• _WORK INSTRUCTIONS_
Find each line containing the string "изменить". Copy it.

--

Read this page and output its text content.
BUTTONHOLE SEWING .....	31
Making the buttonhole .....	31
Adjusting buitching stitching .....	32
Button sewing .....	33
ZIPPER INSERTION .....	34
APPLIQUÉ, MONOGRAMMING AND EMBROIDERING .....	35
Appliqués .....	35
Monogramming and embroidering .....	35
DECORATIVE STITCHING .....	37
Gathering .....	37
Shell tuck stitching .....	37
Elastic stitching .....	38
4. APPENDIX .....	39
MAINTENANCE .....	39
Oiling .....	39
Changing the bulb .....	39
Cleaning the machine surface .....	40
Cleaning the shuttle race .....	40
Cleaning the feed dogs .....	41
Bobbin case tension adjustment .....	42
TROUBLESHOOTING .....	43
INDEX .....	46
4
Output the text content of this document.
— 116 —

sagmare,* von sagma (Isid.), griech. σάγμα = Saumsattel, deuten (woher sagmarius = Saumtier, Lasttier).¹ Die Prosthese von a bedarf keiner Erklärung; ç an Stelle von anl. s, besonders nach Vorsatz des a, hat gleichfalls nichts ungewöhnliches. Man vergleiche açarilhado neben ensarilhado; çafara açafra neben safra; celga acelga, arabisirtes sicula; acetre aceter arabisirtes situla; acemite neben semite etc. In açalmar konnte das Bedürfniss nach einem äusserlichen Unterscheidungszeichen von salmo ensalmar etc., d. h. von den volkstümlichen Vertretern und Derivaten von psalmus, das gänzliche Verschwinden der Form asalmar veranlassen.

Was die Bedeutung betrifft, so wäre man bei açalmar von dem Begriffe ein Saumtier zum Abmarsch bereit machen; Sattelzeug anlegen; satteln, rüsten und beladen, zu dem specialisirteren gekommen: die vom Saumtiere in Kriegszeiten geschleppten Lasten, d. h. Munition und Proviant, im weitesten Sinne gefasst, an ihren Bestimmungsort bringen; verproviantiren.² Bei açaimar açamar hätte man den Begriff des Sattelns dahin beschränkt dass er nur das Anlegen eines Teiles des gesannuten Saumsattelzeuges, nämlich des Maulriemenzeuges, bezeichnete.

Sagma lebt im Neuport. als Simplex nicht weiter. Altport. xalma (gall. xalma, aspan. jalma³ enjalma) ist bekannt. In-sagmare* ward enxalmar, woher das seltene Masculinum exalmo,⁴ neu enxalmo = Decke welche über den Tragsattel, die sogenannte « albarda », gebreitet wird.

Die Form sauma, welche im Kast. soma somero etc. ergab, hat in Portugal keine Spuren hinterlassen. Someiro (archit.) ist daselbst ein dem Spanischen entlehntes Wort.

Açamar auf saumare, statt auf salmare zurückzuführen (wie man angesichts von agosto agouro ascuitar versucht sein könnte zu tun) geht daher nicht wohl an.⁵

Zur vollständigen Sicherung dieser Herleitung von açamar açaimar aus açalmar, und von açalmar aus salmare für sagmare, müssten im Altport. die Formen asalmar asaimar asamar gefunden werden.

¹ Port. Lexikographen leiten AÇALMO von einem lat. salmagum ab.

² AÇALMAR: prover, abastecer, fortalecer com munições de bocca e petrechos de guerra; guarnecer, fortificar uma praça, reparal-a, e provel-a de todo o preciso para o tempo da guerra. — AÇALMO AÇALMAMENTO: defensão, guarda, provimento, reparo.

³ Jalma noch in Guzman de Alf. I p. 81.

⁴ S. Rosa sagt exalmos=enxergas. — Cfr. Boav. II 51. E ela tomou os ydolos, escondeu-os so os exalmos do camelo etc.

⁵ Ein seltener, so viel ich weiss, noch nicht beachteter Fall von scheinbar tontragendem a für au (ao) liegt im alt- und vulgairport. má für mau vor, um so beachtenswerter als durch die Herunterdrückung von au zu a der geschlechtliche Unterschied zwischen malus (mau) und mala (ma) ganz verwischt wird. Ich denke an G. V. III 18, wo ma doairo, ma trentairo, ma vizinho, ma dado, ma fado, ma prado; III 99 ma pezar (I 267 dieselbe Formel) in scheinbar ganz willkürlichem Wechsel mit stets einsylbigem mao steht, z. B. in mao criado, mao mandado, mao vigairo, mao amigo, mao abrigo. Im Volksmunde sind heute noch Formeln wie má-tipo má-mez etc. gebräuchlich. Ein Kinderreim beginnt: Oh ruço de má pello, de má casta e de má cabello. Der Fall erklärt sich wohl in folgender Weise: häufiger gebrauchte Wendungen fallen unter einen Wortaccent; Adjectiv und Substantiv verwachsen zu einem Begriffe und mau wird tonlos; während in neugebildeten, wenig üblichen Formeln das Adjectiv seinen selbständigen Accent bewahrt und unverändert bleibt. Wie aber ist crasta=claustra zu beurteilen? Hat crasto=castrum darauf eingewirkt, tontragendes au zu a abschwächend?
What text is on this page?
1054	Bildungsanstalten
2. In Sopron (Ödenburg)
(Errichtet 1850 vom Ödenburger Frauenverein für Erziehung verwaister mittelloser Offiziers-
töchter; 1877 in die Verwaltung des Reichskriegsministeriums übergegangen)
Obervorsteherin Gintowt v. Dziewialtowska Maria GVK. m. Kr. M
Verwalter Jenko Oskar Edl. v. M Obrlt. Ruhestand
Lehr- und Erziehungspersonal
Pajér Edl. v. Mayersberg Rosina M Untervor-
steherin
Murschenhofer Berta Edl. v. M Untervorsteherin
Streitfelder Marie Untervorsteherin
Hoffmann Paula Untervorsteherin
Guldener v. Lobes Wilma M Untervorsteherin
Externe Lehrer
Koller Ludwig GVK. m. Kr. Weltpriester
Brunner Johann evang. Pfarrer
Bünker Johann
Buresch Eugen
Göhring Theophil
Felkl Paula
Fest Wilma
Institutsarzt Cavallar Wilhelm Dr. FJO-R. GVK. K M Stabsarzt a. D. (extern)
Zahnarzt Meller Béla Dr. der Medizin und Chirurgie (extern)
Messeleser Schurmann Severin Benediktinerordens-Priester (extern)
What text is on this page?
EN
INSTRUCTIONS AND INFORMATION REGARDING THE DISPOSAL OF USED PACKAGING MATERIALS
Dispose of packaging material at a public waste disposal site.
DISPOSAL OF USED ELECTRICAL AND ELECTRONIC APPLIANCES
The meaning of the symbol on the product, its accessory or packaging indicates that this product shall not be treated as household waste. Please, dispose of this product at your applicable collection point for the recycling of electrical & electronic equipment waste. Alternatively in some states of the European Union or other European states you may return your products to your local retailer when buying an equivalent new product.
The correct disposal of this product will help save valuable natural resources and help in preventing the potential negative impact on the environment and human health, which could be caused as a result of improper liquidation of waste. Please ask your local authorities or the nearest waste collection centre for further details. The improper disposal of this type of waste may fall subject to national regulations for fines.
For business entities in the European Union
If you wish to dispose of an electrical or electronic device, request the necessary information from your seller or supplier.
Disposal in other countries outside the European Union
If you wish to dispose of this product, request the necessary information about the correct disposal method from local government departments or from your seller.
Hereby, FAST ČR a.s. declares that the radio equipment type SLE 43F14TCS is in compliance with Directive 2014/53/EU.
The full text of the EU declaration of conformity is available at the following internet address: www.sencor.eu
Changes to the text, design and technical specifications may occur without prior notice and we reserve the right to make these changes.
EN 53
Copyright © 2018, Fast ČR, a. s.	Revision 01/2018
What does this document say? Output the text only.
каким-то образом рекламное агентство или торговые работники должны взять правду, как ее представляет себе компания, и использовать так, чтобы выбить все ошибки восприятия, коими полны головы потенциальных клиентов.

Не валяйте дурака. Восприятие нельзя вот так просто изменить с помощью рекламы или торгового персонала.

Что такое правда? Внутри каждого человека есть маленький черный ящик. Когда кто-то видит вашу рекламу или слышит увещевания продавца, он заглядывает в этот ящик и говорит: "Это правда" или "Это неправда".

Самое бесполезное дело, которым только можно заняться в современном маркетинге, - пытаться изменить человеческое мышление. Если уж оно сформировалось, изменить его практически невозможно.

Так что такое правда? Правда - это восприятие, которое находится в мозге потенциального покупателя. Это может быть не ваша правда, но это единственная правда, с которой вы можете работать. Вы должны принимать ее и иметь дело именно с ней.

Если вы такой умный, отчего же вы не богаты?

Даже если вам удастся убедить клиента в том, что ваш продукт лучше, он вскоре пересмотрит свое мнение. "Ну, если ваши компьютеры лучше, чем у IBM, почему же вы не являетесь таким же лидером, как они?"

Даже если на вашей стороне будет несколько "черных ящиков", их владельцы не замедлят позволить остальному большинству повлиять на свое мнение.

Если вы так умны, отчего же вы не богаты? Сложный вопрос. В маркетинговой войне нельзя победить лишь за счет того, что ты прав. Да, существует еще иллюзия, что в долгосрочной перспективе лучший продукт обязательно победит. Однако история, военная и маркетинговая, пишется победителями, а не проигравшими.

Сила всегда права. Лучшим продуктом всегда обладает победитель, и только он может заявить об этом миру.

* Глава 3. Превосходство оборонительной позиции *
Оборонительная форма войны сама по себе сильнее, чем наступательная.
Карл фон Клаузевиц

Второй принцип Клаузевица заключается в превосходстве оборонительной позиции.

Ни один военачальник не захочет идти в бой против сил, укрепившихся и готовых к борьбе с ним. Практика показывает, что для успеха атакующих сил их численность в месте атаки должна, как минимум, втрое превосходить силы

--

• _ANSWER TO THE EXERCISE_
Не валяйте дурака. Восприятие нельзя вот так просто изменить с помощью рекламы или торгового персонала.
Самое бесполезное дело, которым только можно заняться в современном маркетинге, - пытаться изменить человеческое мышление. Если уж оно сформировалось, изменить его практически невозможно.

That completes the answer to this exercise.